◆ Stated task:
Which lines hold the word "不能生育的儿童期转变为成熟具有生育能力的成年期的过渡时期"? Copy each one.

- - -

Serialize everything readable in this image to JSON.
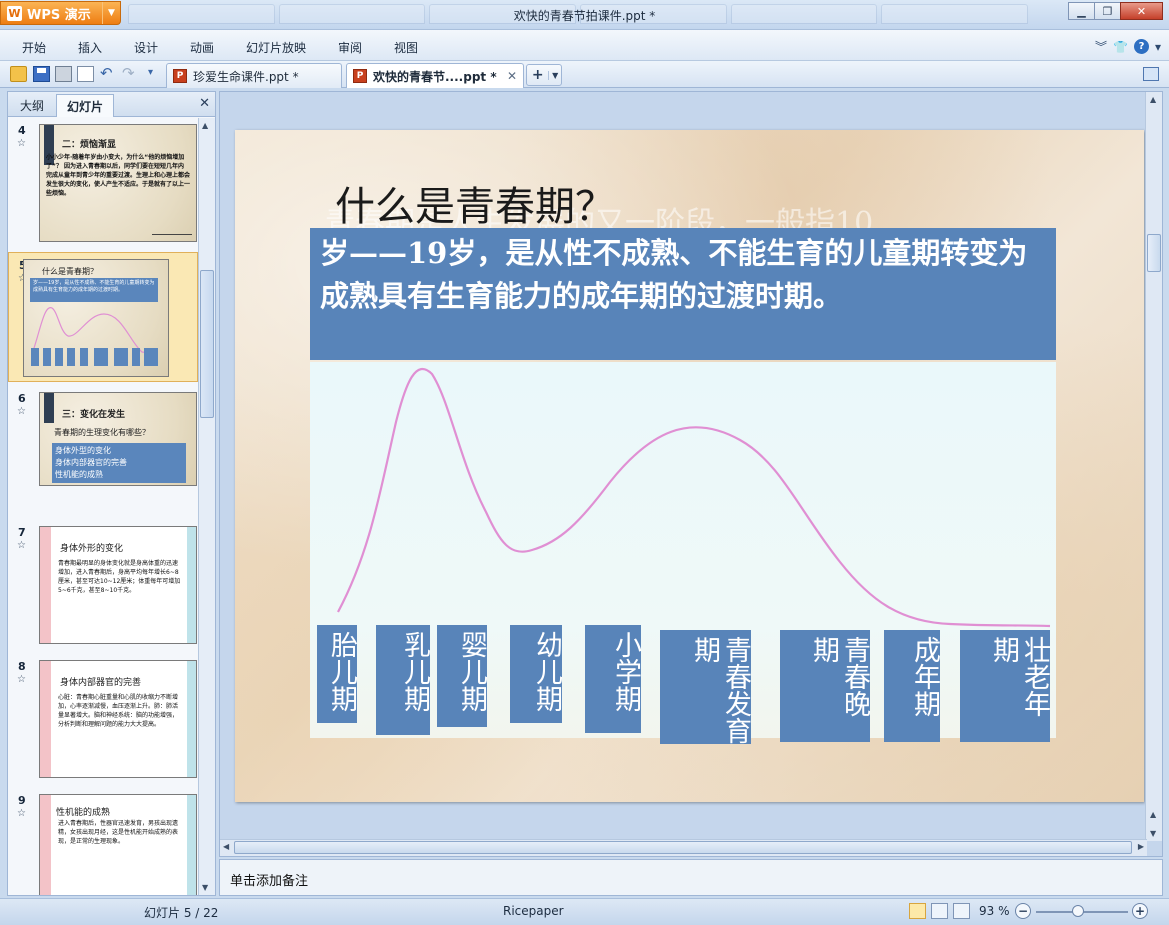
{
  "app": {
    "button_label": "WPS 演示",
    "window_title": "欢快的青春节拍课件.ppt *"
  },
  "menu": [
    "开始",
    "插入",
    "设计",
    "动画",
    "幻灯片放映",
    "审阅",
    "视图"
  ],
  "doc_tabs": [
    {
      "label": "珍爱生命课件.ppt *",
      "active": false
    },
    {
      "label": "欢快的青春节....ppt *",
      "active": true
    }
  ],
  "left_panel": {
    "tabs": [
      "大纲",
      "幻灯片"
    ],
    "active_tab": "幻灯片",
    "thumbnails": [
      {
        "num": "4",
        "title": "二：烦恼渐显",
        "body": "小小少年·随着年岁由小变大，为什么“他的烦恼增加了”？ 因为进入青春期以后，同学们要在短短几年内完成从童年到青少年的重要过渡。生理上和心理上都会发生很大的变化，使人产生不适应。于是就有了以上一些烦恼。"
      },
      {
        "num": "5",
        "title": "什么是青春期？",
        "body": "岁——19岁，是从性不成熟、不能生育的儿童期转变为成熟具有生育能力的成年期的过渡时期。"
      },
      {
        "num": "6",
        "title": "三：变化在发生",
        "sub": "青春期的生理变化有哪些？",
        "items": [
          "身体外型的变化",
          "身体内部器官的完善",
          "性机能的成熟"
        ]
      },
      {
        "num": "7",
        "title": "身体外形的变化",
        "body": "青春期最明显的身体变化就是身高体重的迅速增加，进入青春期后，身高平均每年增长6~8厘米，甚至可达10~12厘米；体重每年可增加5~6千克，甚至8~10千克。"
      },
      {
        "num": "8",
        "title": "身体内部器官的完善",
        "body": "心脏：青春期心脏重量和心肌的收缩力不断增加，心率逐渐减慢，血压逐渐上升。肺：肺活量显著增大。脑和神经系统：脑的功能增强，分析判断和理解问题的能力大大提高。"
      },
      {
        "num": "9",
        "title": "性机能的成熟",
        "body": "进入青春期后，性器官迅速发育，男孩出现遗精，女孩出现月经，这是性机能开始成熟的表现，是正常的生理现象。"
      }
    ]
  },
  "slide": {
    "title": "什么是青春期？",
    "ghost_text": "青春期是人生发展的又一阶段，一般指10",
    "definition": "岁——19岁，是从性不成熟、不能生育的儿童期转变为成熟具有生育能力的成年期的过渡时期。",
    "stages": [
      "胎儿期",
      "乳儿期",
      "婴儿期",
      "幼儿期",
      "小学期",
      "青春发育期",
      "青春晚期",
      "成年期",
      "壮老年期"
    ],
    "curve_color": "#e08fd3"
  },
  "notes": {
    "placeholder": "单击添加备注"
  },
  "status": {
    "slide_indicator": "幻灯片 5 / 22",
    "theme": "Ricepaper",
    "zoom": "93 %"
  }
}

- - -

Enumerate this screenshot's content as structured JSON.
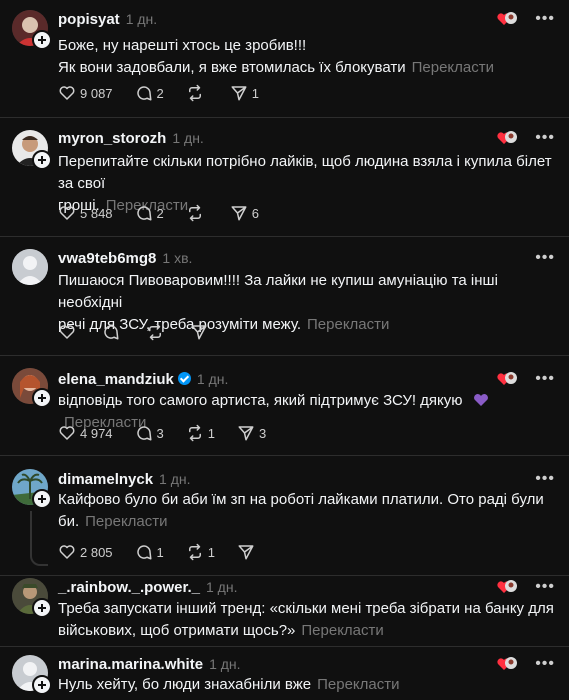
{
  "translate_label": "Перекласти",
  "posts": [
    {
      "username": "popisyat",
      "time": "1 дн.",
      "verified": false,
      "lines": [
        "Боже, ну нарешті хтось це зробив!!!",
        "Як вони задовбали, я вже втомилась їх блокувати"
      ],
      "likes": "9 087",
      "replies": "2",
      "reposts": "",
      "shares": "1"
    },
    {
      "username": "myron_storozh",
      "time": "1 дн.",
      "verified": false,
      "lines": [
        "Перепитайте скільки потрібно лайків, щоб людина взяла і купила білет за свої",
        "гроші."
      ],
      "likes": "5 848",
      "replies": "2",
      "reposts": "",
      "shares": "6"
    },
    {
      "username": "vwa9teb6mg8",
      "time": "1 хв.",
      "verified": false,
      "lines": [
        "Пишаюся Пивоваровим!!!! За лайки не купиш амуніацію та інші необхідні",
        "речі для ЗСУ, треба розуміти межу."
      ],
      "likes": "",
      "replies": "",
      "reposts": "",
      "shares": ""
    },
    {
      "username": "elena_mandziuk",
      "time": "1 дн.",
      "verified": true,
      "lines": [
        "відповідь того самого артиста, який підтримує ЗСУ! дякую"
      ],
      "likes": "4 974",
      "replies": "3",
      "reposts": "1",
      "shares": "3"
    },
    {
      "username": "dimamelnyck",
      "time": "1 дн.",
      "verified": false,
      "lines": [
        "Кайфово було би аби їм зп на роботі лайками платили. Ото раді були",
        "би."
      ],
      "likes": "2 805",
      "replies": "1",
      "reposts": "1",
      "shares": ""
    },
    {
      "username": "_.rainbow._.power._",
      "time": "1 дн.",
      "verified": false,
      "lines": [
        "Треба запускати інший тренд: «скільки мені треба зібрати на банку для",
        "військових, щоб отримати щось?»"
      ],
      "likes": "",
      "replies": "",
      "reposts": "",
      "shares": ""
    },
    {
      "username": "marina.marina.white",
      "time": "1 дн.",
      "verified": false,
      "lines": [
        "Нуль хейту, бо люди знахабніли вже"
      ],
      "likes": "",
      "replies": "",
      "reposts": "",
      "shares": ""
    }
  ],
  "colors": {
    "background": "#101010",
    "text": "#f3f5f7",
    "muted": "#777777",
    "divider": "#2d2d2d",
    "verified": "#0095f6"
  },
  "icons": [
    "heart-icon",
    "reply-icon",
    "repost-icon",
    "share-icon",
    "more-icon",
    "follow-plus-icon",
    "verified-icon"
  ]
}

- - -

◆ Result below:
        "body": "岁——19岁，是从性不成熟、不能生育的儿童期转变为成熟具有生育能力的成年期的过渡时期。"
    "definition": "岁——19岁，是从性不成熟、不能生育的儿童期转变为成熟具有生育能力的成年期的过渡时期。",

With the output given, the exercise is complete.